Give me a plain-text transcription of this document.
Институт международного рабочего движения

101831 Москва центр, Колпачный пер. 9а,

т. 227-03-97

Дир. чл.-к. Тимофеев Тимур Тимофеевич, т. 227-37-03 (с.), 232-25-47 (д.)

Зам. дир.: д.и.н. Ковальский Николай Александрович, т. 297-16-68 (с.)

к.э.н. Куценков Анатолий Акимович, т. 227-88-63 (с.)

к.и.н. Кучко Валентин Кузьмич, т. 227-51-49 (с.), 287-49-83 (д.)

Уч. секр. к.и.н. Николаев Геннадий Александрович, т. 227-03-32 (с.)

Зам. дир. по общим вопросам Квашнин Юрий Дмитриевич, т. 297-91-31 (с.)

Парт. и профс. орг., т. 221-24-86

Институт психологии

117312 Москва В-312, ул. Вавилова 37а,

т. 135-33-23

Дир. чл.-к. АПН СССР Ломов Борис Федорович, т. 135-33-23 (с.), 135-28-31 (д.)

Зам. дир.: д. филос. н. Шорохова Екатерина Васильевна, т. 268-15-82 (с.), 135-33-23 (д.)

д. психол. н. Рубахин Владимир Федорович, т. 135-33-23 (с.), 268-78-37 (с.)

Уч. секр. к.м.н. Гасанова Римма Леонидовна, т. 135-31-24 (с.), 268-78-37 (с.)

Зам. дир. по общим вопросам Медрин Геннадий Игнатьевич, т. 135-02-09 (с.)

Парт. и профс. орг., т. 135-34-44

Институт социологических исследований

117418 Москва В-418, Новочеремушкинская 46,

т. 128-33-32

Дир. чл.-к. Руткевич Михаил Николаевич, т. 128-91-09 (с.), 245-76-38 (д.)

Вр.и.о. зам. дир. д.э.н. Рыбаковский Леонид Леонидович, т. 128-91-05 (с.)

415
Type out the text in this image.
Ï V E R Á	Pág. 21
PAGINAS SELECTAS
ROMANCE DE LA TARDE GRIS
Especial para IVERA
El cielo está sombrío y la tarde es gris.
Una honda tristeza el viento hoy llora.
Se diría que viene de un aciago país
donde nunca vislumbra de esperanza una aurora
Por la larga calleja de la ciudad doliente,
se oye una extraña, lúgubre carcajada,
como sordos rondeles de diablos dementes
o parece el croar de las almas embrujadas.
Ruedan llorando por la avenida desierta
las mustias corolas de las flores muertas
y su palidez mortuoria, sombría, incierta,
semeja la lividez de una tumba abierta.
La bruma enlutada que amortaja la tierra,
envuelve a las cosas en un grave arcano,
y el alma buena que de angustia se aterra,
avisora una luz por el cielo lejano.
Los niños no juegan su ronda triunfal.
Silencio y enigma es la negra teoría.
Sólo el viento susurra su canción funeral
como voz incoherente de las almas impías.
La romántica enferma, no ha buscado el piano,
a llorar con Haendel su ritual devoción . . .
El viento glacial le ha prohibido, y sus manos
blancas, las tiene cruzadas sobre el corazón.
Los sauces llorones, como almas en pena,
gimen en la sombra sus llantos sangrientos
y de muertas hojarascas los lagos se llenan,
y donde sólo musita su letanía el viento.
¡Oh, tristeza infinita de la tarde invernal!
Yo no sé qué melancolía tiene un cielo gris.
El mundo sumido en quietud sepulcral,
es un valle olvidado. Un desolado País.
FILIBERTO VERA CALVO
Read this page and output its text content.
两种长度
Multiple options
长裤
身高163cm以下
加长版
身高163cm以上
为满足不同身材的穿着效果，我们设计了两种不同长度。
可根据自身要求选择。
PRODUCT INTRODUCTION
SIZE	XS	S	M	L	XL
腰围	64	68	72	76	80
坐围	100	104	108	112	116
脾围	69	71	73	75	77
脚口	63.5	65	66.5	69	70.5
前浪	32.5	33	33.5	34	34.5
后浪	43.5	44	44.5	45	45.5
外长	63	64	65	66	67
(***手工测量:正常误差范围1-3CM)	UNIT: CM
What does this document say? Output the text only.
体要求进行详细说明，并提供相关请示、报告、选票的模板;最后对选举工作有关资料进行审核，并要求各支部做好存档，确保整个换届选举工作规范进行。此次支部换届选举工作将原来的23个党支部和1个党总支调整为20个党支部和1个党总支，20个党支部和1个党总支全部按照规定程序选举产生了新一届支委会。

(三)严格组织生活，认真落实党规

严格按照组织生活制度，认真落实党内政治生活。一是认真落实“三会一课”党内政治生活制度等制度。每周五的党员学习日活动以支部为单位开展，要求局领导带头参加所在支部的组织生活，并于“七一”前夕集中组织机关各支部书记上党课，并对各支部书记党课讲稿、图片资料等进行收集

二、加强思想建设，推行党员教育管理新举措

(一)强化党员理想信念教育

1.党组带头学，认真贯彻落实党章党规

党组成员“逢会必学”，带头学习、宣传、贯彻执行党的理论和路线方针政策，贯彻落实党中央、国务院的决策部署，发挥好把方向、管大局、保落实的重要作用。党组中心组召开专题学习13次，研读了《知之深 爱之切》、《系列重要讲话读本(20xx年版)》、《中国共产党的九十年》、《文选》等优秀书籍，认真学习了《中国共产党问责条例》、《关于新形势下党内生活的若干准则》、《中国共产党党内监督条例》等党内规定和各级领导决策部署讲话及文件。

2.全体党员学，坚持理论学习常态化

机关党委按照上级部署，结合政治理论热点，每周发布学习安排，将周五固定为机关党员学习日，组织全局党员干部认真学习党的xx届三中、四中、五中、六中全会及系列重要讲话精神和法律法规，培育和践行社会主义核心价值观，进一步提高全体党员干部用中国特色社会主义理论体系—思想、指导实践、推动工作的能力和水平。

+===+

Only the number is needed: state how many lines in the listing contain "como".

--- Answer to this task ---
3